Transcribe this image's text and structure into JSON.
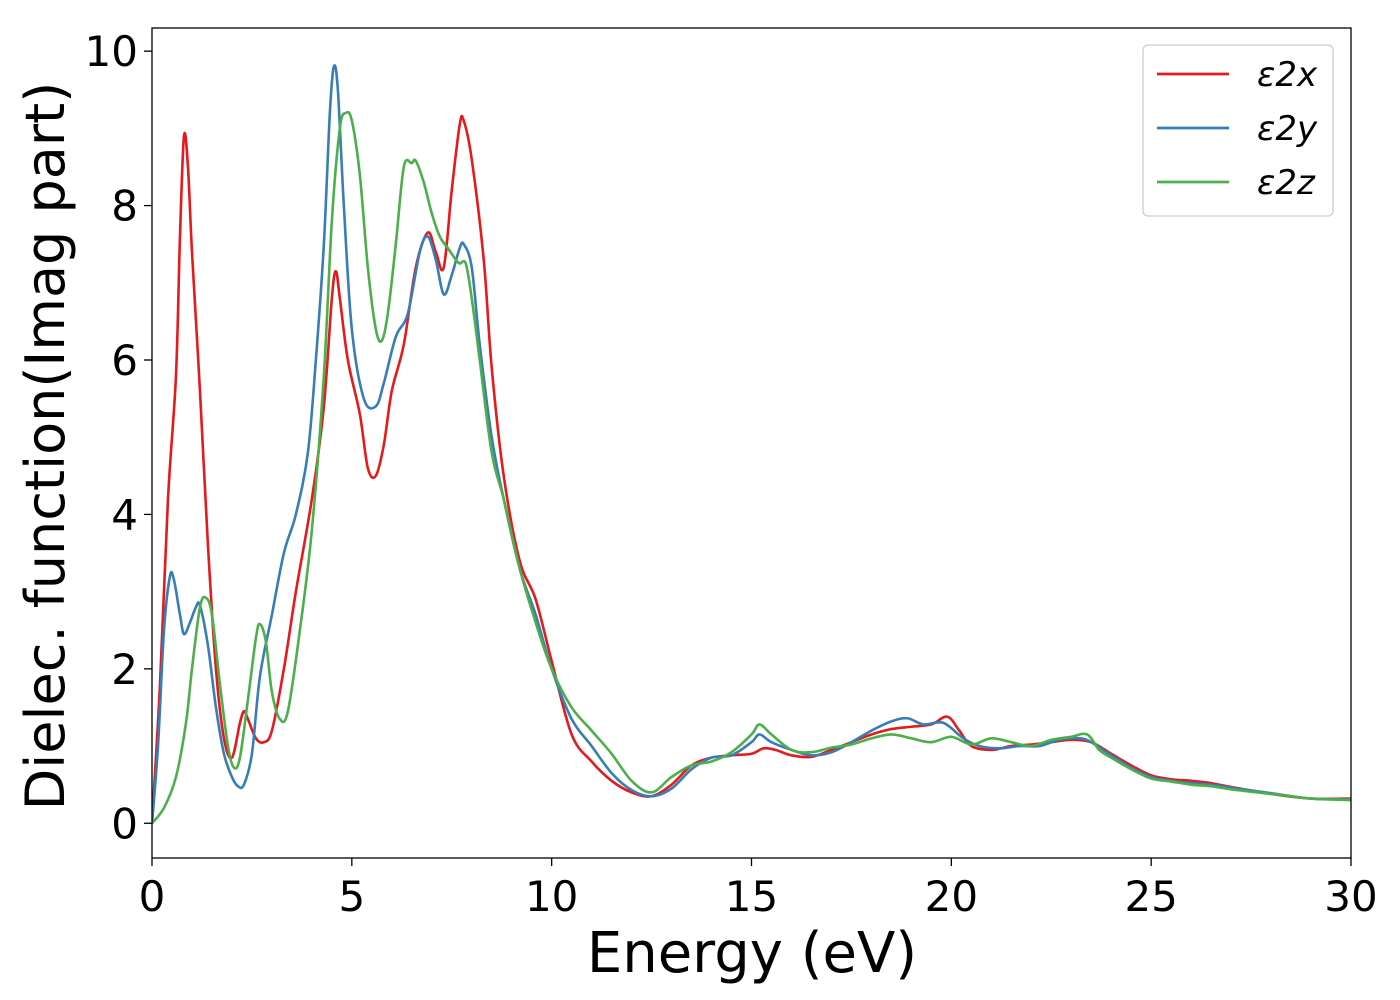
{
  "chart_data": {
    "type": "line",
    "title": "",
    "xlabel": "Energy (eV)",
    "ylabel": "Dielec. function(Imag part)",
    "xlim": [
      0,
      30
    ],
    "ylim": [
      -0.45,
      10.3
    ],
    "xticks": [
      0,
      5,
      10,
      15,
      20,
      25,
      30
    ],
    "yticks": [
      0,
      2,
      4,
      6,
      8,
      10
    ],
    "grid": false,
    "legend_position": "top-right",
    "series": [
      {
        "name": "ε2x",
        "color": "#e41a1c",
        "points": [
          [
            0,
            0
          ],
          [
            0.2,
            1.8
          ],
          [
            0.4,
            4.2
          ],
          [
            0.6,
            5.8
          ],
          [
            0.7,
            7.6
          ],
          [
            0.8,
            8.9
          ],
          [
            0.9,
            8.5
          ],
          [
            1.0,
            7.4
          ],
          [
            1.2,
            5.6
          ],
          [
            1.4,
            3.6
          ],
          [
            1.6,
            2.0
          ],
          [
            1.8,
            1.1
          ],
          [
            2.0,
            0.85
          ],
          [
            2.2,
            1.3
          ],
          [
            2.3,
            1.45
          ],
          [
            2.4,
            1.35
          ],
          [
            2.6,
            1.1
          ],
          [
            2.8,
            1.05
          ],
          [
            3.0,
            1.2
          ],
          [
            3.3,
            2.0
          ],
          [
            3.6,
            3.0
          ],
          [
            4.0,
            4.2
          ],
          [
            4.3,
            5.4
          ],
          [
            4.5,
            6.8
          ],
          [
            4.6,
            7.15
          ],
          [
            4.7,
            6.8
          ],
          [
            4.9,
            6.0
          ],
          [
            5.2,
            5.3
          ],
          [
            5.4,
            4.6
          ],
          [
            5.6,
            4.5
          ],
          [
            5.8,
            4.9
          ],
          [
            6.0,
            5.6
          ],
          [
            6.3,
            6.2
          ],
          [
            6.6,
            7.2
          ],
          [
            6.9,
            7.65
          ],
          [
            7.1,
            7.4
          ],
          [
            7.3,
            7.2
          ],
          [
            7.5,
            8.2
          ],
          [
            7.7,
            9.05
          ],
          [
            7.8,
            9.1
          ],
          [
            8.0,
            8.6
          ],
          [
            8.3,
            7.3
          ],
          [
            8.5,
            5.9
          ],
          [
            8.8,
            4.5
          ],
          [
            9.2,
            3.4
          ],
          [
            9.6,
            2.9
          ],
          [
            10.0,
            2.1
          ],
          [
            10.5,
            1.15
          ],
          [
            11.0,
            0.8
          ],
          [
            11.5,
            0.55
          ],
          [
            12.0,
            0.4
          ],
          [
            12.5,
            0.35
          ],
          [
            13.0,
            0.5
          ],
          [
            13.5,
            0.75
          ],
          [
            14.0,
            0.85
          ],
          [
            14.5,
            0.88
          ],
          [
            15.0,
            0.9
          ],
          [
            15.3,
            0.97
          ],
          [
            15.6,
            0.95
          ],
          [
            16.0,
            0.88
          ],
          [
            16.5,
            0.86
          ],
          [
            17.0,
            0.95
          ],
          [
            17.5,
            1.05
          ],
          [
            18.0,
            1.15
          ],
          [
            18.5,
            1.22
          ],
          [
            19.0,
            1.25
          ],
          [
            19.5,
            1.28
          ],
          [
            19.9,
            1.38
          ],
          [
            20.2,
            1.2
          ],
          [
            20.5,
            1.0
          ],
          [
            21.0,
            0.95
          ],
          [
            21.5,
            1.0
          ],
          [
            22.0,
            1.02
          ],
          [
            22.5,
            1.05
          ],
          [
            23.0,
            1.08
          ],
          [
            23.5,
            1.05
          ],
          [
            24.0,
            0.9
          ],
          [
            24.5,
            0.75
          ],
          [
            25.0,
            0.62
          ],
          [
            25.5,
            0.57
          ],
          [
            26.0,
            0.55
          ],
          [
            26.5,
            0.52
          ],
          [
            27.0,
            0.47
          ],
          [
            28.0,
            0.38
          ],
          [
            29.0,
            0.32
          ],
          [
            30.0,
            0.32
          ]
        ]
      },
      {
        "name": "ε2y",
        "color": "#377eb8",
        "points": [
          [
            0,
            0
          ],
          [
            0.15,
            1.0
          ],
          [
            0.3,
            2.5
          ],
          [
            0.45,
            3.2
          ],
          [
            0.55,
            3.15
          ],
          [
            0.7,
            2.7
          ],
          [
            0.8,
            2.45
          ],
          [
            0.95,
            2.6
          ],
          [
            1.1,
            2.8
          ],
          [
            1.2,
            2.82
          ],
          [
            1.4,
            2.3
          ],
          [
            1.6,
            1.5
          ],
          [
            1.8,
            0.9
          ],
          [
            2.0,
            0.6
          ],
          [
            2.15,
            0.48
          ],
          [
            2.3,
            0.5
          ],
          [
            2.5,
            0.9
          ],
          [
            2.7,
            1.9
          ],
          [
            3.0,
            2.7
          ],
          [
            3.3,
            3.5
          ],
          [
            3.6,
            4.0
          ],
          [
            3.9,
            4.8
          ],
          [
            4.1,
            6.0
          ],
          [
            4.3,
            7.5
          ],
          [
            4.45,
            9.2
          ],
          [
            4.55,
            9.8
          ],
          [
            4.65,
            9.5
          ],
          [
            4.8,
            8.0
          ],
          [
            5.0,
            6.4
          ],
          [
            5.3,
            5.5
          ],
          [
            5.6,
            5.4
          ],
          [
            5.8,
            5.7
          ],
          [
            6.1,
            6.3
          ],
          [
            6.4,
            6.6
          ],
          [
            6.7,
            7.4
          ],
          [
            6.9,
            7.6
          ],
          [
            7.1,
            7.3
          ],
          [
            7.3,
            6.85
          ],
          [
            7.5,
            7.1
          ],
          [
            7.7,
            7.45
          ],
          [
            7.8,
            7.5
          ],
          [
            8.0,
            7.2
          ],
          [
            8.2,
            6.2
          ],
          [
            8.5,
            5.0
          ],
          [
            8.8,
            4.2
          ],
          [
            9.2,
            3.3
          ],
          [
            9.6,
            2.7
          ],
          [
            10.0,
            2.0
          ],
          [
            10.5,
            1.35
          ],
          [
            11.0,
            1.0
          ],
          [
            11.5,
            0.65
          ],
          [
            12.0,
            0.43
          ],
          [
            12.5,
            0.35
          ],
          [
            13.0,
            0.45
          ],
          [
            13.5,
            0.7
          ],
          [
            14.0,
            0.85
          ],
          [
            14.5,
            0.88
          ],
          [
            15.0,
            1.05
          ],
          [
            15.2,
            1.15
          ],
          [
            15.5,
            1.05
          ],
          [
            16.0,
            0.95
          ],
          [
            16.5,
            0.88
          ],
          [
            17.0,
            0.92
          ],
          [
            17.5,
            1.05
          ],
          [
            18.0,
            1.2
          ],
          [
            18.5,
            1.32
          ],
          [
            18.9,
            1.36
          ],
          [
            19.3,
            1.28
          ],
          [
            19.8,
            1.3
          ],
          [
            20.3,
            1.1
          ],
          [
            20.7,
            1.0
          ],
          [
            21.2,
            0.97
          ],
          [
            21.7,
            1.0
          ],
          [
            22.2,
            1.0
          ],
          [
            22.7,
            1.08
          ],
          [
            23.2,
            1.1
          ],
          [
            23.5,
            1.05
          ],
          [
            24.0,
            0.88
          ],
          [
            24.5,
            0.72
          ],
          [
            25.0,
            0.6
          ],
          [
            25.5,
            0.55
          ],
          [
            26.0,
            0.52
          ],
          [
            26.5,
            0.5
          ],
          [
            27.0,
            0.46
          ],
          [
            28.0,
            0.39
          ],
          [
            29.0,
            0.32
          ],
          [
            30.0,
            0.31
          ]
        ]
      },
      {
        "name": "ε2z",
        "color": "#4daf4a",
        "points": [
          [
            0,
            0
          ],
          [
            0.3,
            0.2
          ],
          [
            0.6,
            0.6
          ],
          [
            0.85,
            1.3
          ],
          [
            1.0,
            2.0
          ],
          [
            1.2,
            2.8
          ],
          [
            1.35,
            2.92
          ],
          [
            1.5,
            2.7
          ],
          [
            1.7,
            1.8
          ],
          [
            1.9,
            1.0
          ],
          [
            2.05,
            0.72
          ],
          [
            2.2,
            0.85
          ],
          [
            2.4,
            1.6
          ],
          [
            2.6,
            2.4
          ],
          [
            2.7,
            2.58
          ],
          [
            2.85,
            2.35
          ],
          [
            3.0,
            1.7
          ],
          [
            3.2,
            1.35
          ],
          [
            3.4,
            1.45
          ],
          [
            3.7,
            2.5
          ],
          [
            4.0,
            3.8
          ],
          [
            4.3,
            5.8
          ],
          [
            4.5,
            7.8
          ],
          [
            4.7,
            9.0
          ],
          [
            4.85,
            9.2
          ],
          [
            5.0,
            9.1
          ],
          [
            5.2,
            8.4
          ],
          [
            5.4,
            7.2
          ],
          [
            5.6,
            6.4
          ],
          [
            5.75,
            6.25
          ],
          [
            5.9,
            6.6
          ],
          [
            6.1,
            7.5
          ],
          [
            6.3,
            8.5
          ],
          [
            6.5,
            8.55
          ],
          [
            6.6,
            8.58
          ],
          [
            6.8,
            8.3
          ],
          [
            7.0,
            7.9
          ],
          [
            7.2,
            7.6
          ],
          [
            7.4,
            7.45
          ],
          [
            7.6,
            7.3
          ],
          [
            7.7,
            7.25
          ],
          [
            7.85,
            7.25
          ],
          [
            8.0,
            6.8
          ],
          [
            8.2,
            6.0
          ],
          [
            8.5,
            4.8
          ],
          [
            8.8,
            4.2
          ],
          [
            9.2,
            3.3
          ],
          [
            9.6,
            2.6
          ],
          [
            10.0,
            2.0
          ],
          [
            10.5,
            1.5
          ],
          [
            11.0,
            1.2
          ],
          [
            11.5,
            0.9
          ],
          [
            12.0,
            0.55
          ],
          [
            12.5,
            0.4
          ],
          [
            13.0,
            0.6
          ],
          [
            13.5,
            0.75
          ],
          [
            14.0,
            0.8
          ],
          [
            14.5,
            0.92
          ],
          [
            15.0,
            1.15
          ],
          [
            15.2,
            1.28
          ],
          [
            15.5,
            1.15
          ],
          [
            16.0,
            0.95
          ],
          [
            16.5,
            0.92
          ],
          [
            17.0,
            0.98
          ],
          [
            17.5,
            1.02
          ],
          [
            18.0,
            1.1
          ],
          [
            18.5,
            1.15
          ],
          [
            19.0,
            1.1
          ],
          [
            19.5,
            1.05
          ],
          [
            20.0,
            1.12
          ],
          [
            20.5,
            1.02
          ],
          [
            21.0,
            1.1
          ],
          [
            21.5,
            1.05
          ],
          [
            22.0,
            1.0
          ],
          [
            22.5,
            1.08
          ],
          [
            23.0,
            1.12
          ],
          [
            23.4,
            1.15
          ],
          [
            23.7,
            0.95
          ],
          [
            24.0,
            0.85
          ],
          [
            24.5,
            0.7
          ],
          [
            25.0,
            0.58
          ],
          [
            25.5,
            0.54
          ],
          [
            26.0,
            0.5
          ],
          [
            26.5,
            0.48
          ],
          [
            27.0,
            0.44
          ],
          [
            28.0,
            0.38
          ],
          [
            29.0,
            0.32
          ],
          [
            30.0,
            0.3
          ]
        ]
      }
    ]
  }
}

════════════════════

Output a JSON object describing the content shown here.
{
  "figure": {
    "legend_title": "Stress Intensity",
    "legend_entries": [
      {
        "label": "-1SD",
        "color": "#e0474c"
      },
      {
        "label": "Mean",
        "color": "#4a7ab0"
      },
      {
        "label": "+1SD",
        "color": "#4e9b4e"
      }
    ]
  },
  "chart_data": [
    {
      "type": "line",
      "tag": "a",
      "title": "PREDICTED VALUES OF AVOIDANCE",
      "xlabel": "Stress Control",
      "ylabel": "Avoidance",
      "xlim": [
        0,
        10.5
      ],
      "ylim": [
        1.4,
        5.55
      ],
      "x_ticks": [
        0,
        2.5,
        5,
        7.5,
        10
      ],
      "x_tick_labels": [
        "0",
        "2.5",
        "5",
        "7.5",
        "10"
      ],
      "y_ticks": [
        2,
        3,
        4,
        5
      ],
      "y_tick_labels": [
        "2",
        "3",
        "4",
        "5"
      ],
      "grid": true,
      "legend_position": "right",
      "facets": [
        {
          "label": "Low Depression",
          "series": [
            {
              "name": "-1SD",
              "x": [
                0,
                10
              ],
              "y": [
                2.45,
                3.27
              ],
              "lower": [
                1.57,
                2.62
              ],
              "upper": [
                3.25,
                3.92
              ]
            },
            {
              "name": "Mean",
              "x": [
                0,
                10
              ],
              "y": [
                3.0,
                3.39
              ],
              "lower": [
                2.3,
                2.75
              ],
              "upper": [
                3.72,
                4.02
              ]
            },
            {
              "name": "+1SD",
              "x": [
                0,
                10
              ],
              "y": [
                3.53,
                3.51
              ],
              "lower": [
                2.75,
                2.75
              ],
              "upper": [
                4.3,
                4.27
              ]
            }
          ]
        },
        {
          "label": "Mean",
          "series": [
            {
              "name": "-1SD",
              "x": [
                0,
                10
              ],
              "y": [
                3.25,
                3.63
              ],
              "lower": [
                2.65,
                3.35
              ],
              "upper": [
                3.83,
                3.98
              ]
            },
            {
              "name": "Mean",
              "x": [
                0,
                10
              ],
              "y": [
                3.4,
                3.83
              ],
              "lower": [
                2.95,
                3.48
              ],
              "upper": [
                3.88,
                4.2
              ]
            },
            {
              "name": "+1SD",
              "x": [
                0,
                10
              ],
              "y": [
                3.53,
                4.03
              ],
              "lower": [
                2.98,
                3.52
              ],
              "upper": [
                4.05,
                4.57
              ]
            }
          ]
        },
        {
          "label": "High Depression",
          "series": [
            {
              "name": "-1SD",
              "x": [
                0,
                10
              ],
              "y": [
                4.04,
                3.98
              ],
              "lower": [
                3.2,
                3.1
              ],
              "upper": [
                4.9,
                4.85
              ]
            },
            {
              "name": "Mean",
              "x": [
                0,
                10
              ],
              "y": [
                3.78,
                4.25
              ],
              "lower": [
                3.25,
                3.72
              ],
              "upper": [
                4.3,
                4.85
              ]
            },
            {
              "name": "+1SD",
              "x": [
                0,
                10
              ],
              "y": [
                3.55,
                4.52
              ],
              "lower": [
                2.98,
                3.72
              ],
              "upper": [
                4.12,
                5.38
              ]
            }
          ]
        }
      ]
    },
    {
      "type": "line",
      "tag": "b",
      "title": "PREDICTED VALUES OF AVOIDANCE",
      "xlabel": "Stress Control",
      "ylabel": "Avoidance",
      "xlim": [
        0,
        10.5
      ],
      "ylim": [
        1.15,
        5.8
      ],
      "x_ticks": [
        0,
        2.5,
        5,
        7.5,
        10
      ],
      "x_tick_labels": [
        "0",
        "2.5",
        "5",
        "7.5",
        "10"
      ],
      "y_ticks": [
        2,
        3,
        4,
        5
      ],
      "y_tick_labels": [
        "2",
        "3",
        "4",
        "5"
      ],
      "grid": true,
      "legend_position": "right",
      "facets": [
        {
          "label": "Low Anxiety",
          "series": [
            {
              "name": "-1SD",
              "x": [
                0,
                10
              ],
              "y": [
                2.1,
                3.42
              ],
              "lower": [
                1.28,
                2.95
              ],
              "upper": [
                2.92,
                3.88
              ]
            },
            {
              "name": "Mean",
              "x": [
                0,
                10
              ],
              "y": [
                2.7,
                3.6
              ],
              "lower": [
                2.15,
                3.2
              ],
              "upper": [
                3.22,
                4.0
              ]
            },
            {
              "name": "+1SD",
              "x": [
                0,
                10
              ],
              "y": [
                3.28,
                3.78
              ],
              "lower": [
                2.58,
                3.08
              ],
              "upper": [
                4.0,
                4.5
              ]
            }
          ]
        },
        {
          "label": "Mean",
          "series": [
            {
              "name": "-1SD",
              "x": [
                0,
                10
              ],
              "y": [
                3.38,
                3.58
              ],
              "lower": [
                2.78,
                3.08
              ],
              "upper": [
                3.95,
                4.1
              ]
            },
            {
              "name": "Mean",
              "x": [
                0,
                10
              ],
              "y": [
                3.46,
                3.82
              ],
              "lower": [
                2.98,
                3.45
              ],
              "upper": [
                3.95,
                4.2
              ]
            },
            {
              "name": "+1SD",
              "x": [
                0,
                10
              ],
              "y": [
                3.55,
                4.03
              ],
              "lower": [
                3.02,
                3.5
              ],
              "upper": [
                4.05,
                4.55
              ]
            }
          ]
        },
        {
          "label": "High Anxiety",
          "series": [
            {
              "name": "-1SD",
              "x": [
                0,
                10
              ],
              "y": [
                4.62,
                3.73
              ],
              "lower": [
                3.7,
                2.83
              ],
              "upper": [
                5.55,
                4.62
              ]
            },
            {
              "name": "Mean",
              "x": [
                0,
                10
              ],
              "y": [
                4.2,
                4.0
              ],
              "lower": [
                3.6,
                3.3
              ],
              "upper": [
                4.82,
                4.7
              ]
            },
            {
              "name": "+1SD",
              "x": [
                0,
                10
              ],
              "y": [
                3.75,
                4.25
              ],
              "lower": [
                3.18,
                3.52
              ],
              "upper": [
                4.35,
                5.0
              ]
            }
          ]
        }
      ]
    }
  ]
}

════════════════════

Short exercise: Search the data for "color". Copy every line that has it.

Task response:
        "color": "#e41a1c",
        "color": "#377eb8",
        "color": "#4daf4a",
        "color": "#e0474c"
        "color": "#4a7ab0"
        "color": "#4e9b4e"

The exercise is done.